*Your task*: Rewrite all the rows below, changing "Speaker Control" to "Sound Control" wherever it appears and leaving everything else as it is.

*Records*:
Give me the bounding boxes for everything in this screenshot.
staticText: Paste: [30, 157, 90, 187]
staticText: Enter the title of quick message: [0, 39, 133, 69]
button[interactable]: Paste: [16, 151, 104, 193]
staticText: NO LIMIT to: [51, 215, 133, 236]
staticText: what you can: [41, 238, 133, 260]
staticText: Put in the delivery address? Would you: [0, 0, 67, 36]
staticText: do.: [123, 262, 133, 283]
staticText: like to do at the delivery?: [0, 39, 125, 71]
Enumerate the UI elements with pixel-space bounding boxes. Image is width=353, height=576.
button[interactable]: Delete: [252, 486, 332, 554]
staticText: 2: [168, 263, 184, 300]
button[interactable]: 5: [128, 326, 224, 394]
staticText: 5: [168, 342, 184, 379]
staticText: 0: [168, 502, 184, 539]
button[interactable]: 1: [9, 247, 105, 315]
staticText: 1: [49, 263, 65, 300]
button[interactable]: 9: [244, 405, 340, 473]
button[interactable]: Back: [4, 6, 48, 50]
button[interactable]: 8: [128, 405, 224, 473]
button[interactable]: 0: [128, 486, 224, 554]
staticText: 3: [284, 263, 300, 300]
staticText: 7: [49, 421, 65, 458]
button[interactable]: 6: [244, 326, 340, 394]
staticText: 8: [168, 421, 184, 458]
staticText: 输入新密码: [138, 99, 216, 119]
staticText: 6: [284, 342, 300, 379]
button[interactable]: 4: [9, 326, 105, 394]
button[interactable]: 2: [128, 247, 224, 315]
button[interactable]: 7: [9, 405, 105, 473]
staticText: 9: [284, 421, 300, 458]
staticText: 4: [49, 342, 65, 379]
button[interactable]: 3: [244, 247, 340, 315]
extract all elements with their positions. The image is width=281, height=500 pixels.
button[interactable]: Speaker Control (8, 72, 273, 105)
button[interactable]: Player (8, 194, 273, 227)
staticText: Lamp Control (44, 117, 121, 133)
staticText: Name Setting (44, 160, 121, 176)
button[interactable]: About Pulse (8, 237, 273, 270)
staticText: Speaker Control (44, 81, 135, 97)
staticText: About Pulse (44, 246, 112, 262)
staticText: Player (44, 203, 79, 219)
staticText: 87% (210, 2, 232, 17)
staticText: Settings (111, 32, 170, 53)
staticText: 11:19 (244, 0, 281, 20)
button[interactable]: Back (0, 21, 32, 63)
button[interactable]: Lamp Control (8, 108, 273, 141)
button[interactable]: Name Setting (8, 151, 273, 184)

*Task answer*:
Give me the bounding boxes for everything in this screenshot.
staticText: Paste: [30, 157, 90, 187]
staticText: Enter the title of quick message: [0, 39, 133, 69]
button[interactable]: Paste: [16, 151, 104, 193]
staticText: NO LIMIT to: [51, 215, 133, 236]
staticText: what you can: [41, 238, 133, 260]
staticText: Put in the delivery address? Would you: [0, 0, 67, 36]
staticText: do.: [123, 262, 133, 283]
staticText: like to do at the delivery?: [0, 39, 125, 71]
Enumerate the UI elements with pixel-space bounding boxes. Image is width=353, height=576.
button[interactable]: Delete: [252, 486, 332, 554]
staticText: 2: [168, 263, 184, 300]
button[interactable]: 5: [128, 326, 224, 394]
staticText: 5: [168, 342, 184, 379]
staticText: 0: [168, 502, 184, 539]
button[interactable]: 1: [9, 247, 105, 315]
staticText: 1: [49, 263, 65, 300]
button[interactable]: 9: [244, 405, 340, 473]
button[interactable]: Back: [4, 6, 48, 50]
button[interactable]: 8: [128, 405, 224, 473]
button[interactable]: 0: [128, 486, 224, 554]
staticText: 3: [284, 263, 300, 300]
staticText: 7: [49, 421, 65, 458]
button[interactable]: 6: [244, 326, 340, 394]
staticText: 8: [168, 421, 184, 458]
staticText: 输入新密码: [138, 99, 216, 119]
staticText: 6: [284, 342, 300, 379]
button[interactable]: 4: [9, 326, 105, 394]
button[interactable]: 2: [128, 247, 224, 315]
button[interactable]: 7: [9, 405, 105, 473]
staticText: 9: [284, 421, 300, 458]
staticText: 4: [49, 342, 65, 379]
button[interactable]: 3: [244, 247, 340, 315]
extract all elements with their positions. The image is width=281, height=500 pixels.
button[interactable]: Sound Control (8, 72, 273, 105)
button[interactable]: Player (8, 194, 273, 227)
staticText: Lamp Control (44, 117, 121, 133)
staticText: Name Setting (44, 160, 121, 176)
button[interactable]: About Pulse (8, 237, 273, 270)
staticText: Sound Control (44, 81, 135, 97)
staticText: About Pulse (44, 246, 112, 262)
staticText: Player (44, 203, 79, 219)
staticText: 87% (210, 2, 232, 17)
staticText: Settings (111, 32, 170, 53)
staticText: 11:19 (244, 0, 281, 20)
button[interactable]: Back (0, 21, 32, 63)
button[interactable]: Lamp Control (8, 108, 273, 141)
button[interactable]: Name Setting (8, 151, 273, 184)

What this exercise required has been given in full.